» Exercise
In the entries below, count every line with the word "annotation". Return only the count.

» The data
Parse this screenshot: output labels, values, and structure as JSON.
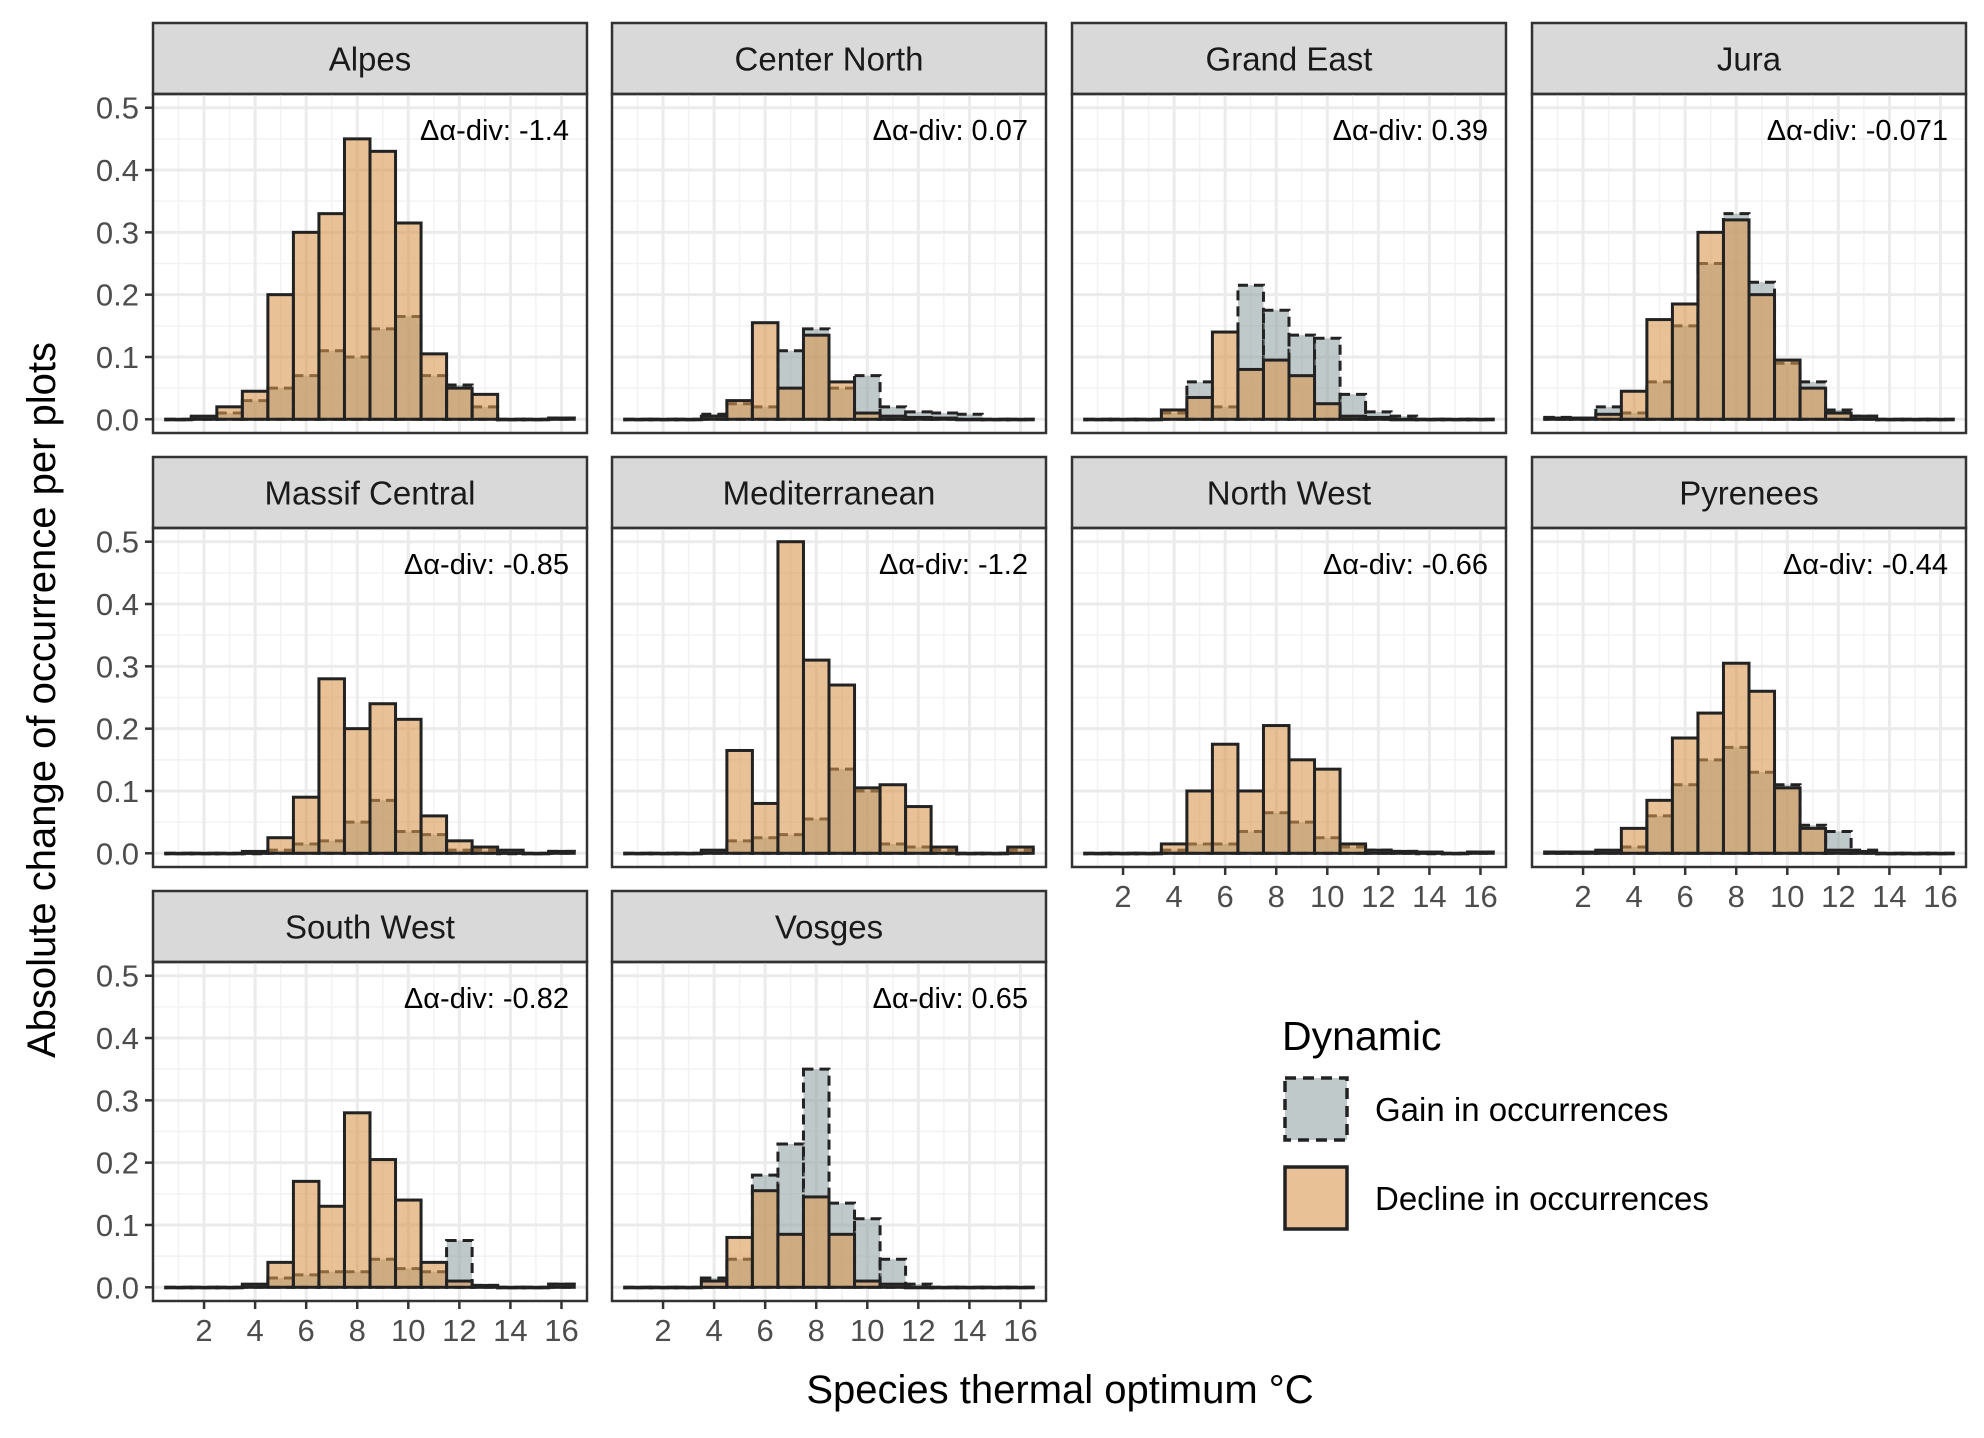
{
  "chart_data": {
    "type": "bar",
    "xlabel": "Species thermal optimum °C",
    "ylabel": "Absolute change of occurrence per plots",
    "ylim": [
      0,
      0.5
    ],
    "xlim": [
      0,
      17
    ],
    "bin_centers": [
      1,
      2,
      3,
      4,
      5,
      6,
      7,
      8,
      9,
      10,
      11,
      12,
      13,
      14,
      15,
      16
    ],
    "x_ticks": [
      "2",
      "4",
      "6",
      "8",
      "10",
      "12",
      "14",
      "16"
    ],
    "y_ticks": [
      "0.0",
      "0.1",
      "0.2",
      "0.3",
      "0.4",
      "0.5"
    ],
    "grid": true,
    "legend": {
      "title": "Dynamic",
      "position": "bottom-right",
      "entries": [
        {
          "label": "Gain in occurrences",
          "color": "#95a5a6",
          "line": "dashed"
        },
        {
          "label": "Decline in occurrences",
          "color": "#d99850",
          "line": "solid"
        }
      ]
    },
    "colors": {
      "gain": "#95a5a6",
      "decline": "#d99850",
      "outline": "#333333"
    },
    "panels": [
      {
        "name": "Alpes",
        "annotation": "Δα-div: -1.4",
        "decline": [
          0,
          0.005,
          0.02,
          0.045,
          0.2,
          0.3,
          0.33,
          0.45,
          0.43,
          0.315,
          0.105,
          0.05,
          0.04,
          0,
          0,
          0.002
        ],
        "gain": [
          0,
          0.003,
          0.01,
          0.03,
          0.05,
          0.07,
          0.11,
          0.1,
          0.145,
          0.165,
          0.07,
          0.055,
          0.02,
          0,
          0,
          0.002
        ]
      },
      {
        "name": "Center North",
        "annotation": "Δα-div: 0.07",
        "decline": [
          0,
          0,
          0,
          0.005,
          0.03,
          0.155,
          0.05,
          0.135,
          0.06,
          0.01,
          0.005,
          0.003,
          0.002,
          0,
          0,
          0
        ],
        "gain": [
          0,
          0,
          0,
          0.008,
          0.025,
          0.02,
          0.11,
          0.145,
          0.05,
          0.07,
          0.02,
          0.012,
          0.01,
          0.008,
          0,
          0
        ]
      },
      {
        "name": "Grand East",
        "annotation": "Δα-div: 0.39",
        "decline": [
          0,
          0,
          0,
          0.015,
          0.035,
          0.14,
          0.08,
          0.095,
          0.07,
          0.025,
          0.005,
          0.003,
          0,
          0,
          0,
          0
        ],
        "gain": [
          0,
          0,
          0,
          0.01,
          0.06,
          0.02,
          0.215,
          0.175,
          0.135,
          0.13,
          0.04,
          0.012,
          0.005,
          0,
          0,
          0
        ]
      },
      {
        "name": "Jura",
        "annotation": "Δα-div: -0.071",
        "decline": [
          0.002,
          0.002,
          0.008,
          0.045,
          0.16,
          0.185,
          0.3,
          0.32,
          0.2,
          0.095,
          0.05,
          0.01,
          0.005,
          0,
          0,
          0
        ],
        "gain": [
          0.003,
          0.001,
          0.02,
          0.01,
          0.06,
          0.15,
          0.25,
          0.33,
          0.22,
          0.09,
          0.06,
          0.015,
          0.005,
          0,
          0,
          0
        ]
      },
      {
        "name": "Massif Central",
        "annotation": "Δα-div: -0.85",
        "decline": [
          0,
          0,
          0,
          0.003,
          0.025,
          0.09,
          0.28,
          0.2,
          0.24,
          0.215,
          0.06,
          0.02,
          0.01,
          0.005,
          0,
          0.003
        ],
        "gain": [
          0,
          0,
          0,
          0,
          0.005,
          0.015,
          0.02,
          0.05,
          0.085,
          0.035,
          0.03,
          0.005,
          0.005,
          0,
          0,
          0.003
        ]
      },
      {
        "name": "Mediterranean",
        "annotation": "Δα-div: -1.2",
        "decline": [
          0,
          0,
          0,
          0.005,
          0.165,
          0.08,
          0.5,
          0.31,
          0.27,
          0.105,
          0.11,
          0.075,
          0.01,
          0,
          0,
          0.01
        ],
        "gain": [
          0,
          0,
          0,
          0.003,
          0.02,
          0.025,
          0.03,
          0.055,
          0.135,
          0.1,
          0.015,
          0.01,
          0.005,
          0,
          0,
          0.005
        ]
      },
      {
        "name": "North West",
        "annotation": "Δα-div: -0.66",
        "decline": [
          0,
          0,
          0,
          0.015,
          0.1,
          0.175,
          0.1,
          0.205,
          0.15,
          0.135,
          0.015,
          0.005,
          0.003,
          0.002,
          0,
          0.002
        ],
        "gain": [
          0,
          0,
          0,
          0.005,
          0.015,
          0.015,
          0.035,
          0.065,
          0.05,
          0.025,
          0.01,
          0.005,
          0.003,
          0,
          0,
          0.002
        ]
      },
      {
        "name": "Pyrenees",
        "annotation": "Δα-div: -0.44",
        "decline": [
          0.002,
          0.002,
          0.005,
          0.04,
          0.085,
          0.185,
          0.225,
          0.305,
          0.26,
          0.105,
          0.04,
          0.005,
          0.003,
          0,
          0,
          0
        ],
        "gain": [
          0.002,
          0.001,
          0.003,
          0.01,
          0.06,
          0.11,
          0.15,
          0.17,
          0.13,
          0.11,
          0.045,
          0.035,
          0.005,
          0,
          0,
          0
        ]
      },
      {
        "name": "South West",
        "annotation": "Δα-div: -0.82",
        "decline": [
          0,
          0,
          0,
          0.005,
          0.04,
          0.17,
          0.13,
          0.28,
          0.205,
          0.14,
          0.04,
          0.01,
          0.003,
          0,
          0,
          0.005
        ],
        "gain": [
          0,
          0,
          0,
          0.003,
          0.015,
          0.02,
          0.025,
          0.025,
          0.045,
          0.03,
          0.025,
          0.075,
          0.003,
          0,
          0,
          0.005
        ]
      },
      {
        "name": "Vosges",
        "annotation": "Δα-div: 0.65",
        "decline": [
          0,
          0,
          0,
          0.01,
          0.08,
          0.155,
          0.085,
          0.145,
          0.085,
          0.01,
          0.005,
          0,
          0,
          0,
          0,
          0
        ],
        "gain": [
          0,
          0,
          0,
          0.015,
          0.045,
          0.18,
          0.23,
          0.35,
          0.135,
          0.11,
          0.045,
          0.005,
          0,
          0,
          0,
          0
        ]
      }
    ]
  }
}
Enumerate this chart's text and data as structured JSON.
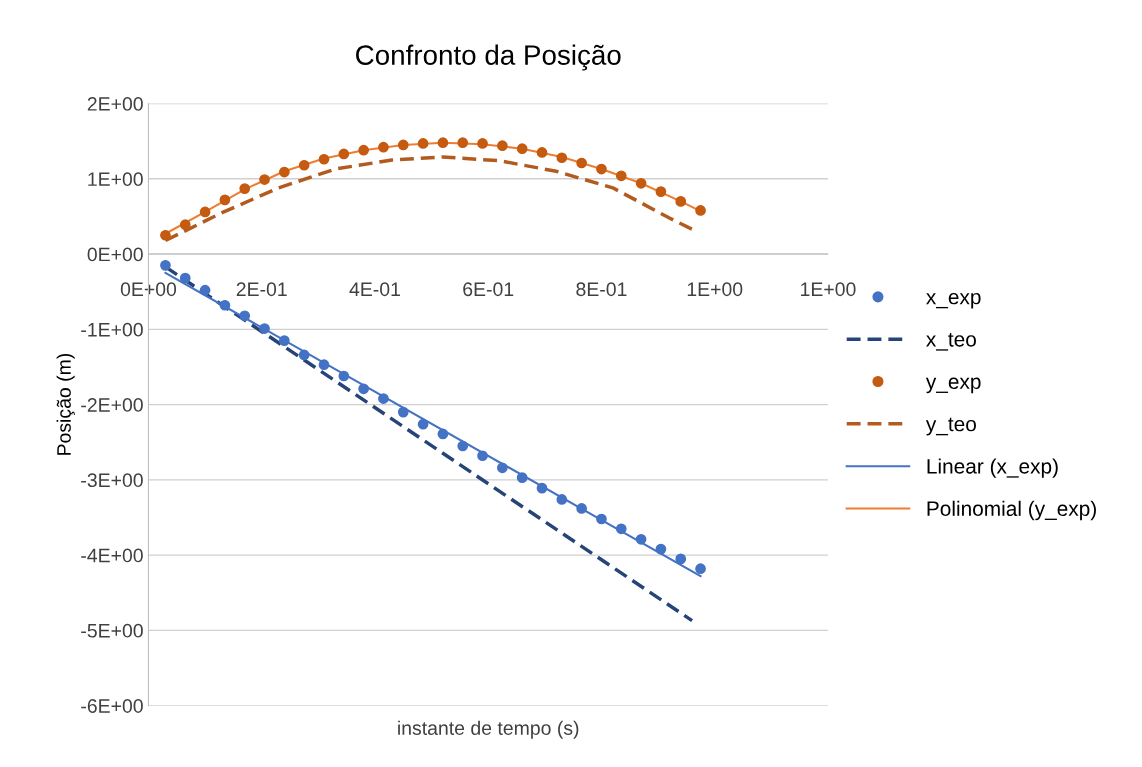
{
  "chart_data": {
    "type": "scatter",
    "title": "Confronto da Posição",
    "xlabel": "instante de tempo (s)",
    "ylabel": "Posição (m)",
    "xlim": [
      0,
      1.2
    ],
    "ylim": [
      -6,
      2
    ],
    "xticks": [
      {
        "value": 0,
        "label": "0E+00"
      },
      {
        "value": 0.2,
        "label": "2E-01"
      },
      {
        "value": 0.4,
        "label": "4E-01"
      },
      {
        "value": 0.6,
        "label": "6E-01"
      },
      {
        "value": 0.8,
        "label": "8E-01"
      },
      {
        "value": 1,
        "label": "1E+00"
      },
      {
        "value": 1.2,
        "label": "1E+00"
      }
    ],
    "yticks": [
      {
        "value": -6,
        "label": "-6E+00"
      },
      {
        "value": -5,
        "label": "-5E+00"
      },
      {
        "value": -4,
        "label": "-4E+00"
      },
      {
        "value": -3,
        "label": "-3E+00"
      },
      {
        "value": -2,
        "label": "-2E+00"
      },
      {
        "value": -1,
        "label": "-1E+00"
      },
      {
        "value": 0,
        "label": "0E+00"
      },
      {
        "value": 1,
        "label": "1E+00"
      },
      {
        "value": 2,
        "label": "2E+00"
      }
    ],
    "grid": "y",
    "legend": "right",
    "x": [
      0.03,
      0.065,
      0.1,
      0.135,
      0.17,
      0.205,
      0.24,
      0.275,
      0.31,
      0.345,
      0.38,
      0.415,
      0.45,
      0.485,
      0.52,
      0.555,
      0.59,
      0.625,
      0.66,
      0.695,
      0.73,
      0.765,
      0.8,
      0.835,
      0.87,
      0.905,
      0.94,
      0.975
    ],
    "series": [
      {
        "name": "x_exp",
        "marker": "circle",
        "color": "#4472c4",
        "values": [
          -0.15,
          -0.32,
          -0.48,
          -0.68,
          -0.82,
          -0.99,
          -1.15,
          -1.34,
          -1.47,
          -1.62,
          -1.79,
          -1.92,
          -2.1,
          -2.26,
          -2.39,
          -2.55,
          -2.68,
          -2.84,
          -2.97,
          -3.11,
          -3.26,
          -3.38,
          -3.52,
          -3.65,
          -3.79,
          -3.92,
          -4.05,
          -4.18
        ]
      },
      {
        "name": "x_teo",
        "type": "line",
        "line_style": "dashed",
        "color": "#264478",
        "x": [
          0.03,
          0.96
        ],
        "values": [
          -0.17,
          -4.87
        ]
      },
      {
        "name": "y_exp",
        "marker": "circle",
        "color": "#c55a11",
        "values": [
          0.25,
          0.39,
          0.56,
          0.72,
          0.87,
          0.99,
          1.09,
          1.18,
          1.26,
          1.33,
          1.38,
          1.42,
          1.45,
          1.47,
          1.48,
          1.48,
          1.47,
          1.44,
          1.4,
          1.35,
          1.28,
          1.21,
          1.13,
          1.04,
          0.94,
          0.83,
          0.7,
          0.58
        ]
      },
      {
        "name": "y_teo",
        "type": "line",
        "line_style": "dashed",
        "color": "#b35a1f",
        "x": [
          0.03,
          0.13,
          0.23,
          0.33,
          0.43,
          0.52,
          0.62,
          0.72,
          0.82,
          0.92,
          0.96
        ],
        "values": [
          0.18,
          0.55,
          0.88,
          1.13,
          1.25,
          1.29,
          1.24,
          1.1,
          0.88,
          0.48,
          0.33
        ]
      },
      {
        "name": "Linear (x_exp)",
        "type": "line",
        "line_style": "solid",
        "color": "#4472c4",
        "x": [
          0.03,
          0.975
        ],
        "values": [
          -0.25,
          -4.28
        ]
      },
      {
        "name": "Polinomial (y_exp)",
        "type": "line",
        "line_style": "solid",
        "color": "#ed7d31",
        "x": [
          0.03,
          0.1,
          0.17,
          0.24,
          0.31,
          0.38,
          0.45,
          0.52,
          0.59,
          0.66,
          0.73,
          0.8,
          0.87,
          0.94,
          0.975
        ],
        "values": [
          0.27,
          0.56,
          0.86,
          1.1,
          1.27,
          1.38,
          1.45,
          1.48,
          1.46,
          1.4,
          1.29,
          1.13,
          0.94,
          0.7,
          0.57
        ]
      }
    ]
  }
}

» Answer below
10